··· Stored rows

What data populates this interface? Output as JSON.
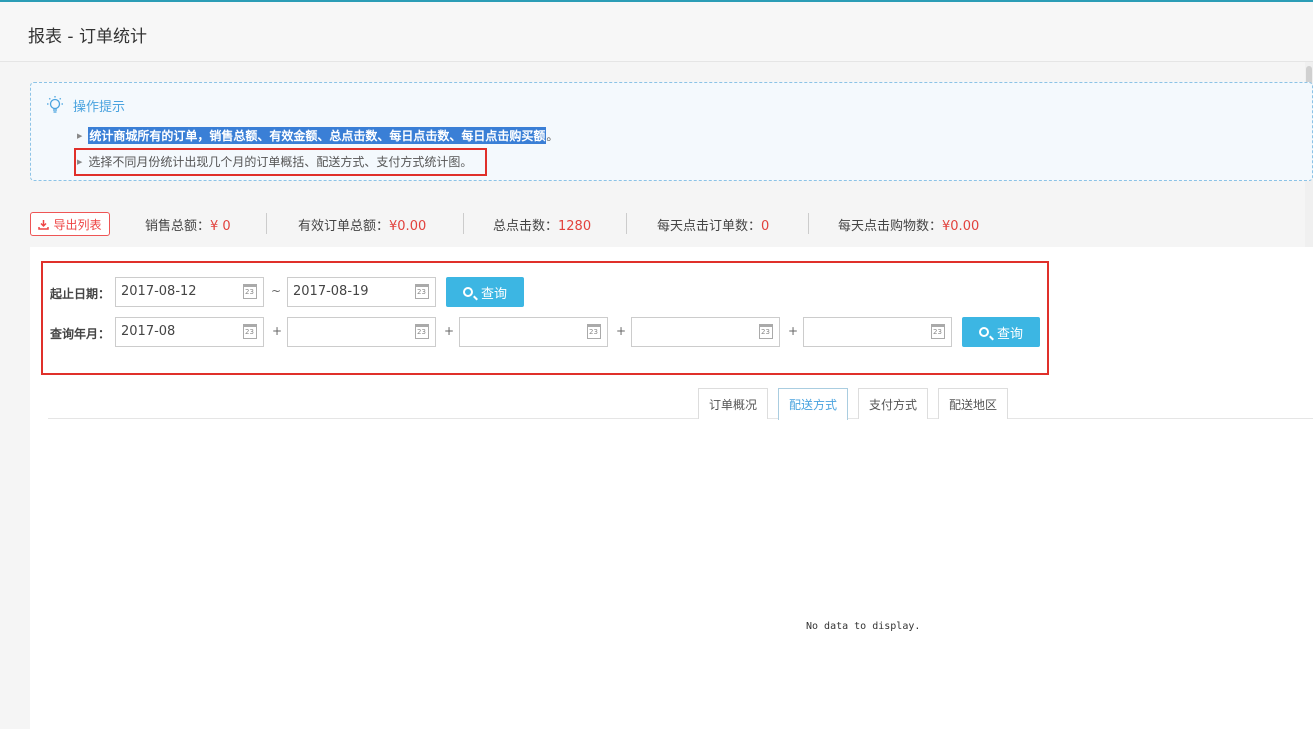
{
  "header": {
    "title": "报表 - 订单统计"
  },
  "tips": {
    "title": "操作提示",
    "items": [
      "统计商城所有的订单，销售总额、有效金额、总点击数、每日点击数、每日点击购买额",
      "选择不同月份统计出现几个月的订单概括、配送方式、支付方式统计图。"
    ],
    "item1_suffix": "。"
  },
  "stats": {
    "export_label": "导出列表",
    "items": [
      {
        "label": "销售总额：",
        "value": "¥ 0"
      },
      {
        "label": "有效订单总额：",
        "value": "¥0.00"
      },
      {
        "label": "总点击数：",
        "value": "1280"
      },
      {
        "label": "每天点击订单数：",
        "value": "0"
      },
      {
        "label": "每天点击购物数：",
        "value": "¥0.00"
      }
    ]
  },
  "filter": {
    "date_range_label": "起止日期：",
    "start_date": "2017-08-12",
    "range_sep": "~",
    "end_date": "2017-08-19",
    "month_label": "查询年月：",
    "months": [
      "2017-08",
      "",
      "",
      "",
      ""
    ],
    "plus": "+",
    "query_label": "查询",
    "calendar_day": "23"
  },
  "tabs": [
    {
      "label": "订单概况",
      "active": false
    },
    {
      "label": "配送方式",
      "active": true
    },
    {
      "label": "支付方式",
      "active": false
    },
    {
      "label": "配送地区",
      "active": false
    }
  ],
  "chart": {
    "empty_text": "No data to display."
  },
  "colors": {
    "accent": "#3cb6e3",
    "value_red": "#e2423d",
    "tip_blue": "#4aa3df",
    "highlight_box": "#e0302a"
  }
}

······

> **Aim**
Each line holding "配送方式" must be found and copied.

> **Solved exercise**
      "选择不同月份统计出现几个月的订单概括、配送方式、支付方式统计图。"
      "label": "配送方式",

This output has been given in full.